===== Input material =====

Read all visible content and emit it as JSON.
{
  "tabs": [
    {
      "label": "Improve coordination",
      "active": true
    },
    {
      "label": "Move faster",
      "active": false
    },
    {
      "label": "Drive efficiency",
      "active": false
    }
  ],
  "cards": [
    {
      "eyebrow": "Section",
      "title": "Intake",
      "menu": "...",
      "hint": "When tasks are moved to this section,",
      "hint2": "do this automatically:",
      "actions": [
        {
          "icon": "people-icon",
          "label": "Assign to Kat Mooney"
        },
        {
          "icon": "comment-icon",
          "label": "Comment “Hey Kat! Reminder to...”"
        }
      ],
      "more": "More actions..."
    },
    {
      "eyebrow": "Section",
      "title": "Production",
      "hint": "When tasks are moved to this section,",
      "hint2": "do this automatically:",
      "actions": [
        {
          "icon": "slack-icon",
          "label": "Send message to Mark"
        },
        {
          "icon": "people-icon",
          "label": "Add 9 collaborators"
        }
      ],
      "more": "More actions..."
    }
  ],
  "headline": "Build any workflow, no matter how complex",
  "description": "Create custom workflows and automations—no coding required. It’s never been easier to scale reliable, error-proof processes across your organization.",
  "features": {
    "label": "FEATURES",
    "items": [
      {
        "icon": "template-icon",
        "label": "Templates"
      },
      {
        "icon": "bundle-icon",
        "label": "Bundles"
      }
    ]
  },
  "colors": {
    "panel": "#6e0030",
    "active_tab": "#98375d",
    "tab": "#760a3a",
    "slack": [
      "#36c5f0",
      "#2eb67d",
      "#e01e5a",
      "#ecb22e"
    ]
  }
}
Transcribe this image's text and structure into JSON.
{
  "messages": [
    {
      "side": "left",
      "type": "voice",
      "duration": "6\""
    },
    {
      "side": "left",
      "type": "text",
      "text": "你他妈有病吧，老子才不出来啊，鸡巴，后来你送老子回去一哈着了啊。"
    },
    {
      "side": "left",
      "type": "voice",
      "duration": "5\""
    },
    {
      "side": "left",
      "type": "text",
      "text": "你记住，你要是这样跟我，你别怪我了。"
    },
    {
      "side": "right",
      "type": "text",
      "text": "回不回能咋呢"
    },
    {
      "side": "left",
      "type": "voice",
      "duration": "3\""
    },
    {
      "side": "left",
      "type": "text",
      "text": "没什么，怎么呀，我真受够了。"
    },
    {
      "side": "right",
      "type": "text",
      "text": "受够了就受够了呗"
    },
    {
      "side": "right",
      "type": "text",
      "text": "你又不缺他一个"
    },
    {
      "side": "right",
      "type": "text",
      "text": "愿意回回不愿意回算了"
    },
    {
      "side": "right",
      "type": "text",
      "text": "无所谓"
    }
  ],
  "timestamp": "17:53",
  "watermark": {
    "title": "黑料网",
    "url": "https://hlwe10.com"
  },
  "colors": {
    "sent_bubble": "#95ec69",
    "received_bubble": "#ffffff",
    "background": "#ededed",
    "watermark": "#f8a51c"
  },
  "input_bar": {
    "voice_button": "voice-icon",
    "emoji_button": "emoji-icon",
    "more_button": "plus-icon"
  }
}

=====

**Directive:** Every record above should be copied exactly.

**Task result:**
Read all visible content and emit it as JSON.
{
  "tabs": [
    {
      "label": "Improve coordination",
      "active": true
    },
    {
      "label": "Move faster",
      "active": false
    },
    {
      "label": "Drive efficiency",
      "active": false
    }
  ],
  "cards": [
    {
      "eyebrow": "Section",
      "title": "Intake",
      "menu": "...",
      "hint": "When tasks are moved to this section,",
      "hint2": "do this automatically:",
      "actions": [
        {
          "icon": "people-icon",
          "label": "Assign to Kat Mooney"
        },
        {
          "icon": "comment-icon",
          "label": "Comment “Hey Kat! Reminder to...”"
        }
      ],
      "more": "More actions..."
    },
    {
      "eyebrow": "Section",
      "title": "Production",
      "hint": "When tasks are moved to this section,",
      "hint2": "do this automatically:",
      "actions": [
        {
          "icon": "slack-icon",
          "label": "Send message to Mark"
        },
        {
          "icon": "people-icon",
          "label": "Add 9 collaborators"
        }
      ],
      "more": "More actions..."
    }
  ],
  "headline": "Build any workflow, no matter how complex",
  "description": "Create custom workflows and automations—no coding required. It’s never been easier to scale reliable, error-proof processes across your organization.",
  "features": {
    "label": "FEATURES",
    "items": [
      {
        "icon": "template-icon",
        "label": "Templates"
      },
      {
        "icon": "bundle-icon",
        "label": "Bundles"
      }
    ]
  },
  "colors": {
    "panel": "#6e0030",
    "active_tab": "#98375d",
    "tab": "#760a3a",
    "slack": [
      "#36c5f0",
      "#2eb67d",
      "#e01e5a",
      "#ecb22e"
    ]
  }
}
Transcribe this image's text and structure into JSON.
{
  "messages": [
    {
      "side": "left",
      "type": "voice",
      "duration": "6\""
    },
    {
      "side": "left",
      "type": "text",
      "text": "你他妈有病吧，老子才不出来啊，鸡巴，后来你送老子回去一哈着了啊。"
    },
    {
      "side": "left",
      "type": "voice",
      "duration": "5\""
    },
    {
      "side": "left",
      "type": "text",
      "text": "你记住，你要是这样跟我，你别怪我了。"
    },
    {
      "side": "right",
      "type": "text",
      "text": "回不回能咋呢"
    },
    {
      "side": "left",
      "type": "voice",
      "duration": "3\""
    },
    {
      "side": "left",
      "type": "text",
      "text": "没什么，怎么呀，我真受够了。"
    },
    {
      "side": "right",
      "type": "text",
      "text": "受够了就受够了呗"
    },
    {
      "side": "right",
      "type": "text",
      "text": "你又不缺他一个"
    },
    {
      "side": "right",
      "type": "text",
      "text": "愿意回回不愿意回算了"
    },
    {
      "side": "right",
      "type": "text",
      "text": "无所谓"
    }
  ],
  "timestamp": "17:53",
  "watermark": {
    "title": "黑料网",
    "url": "https://hlwe10.com"
  },
  "colors": {
    "sent_bubble": "#95ec69",
    "received_bubble": "#ffffff",
    "background": "#ededed",
    "watermark": "#f8a51c"
  },
  "input_bar": {
    "voice_button": "voice-icon",
    "emoji_button": "emoji-icon",
    "more_button": "plus-icon"
  }
}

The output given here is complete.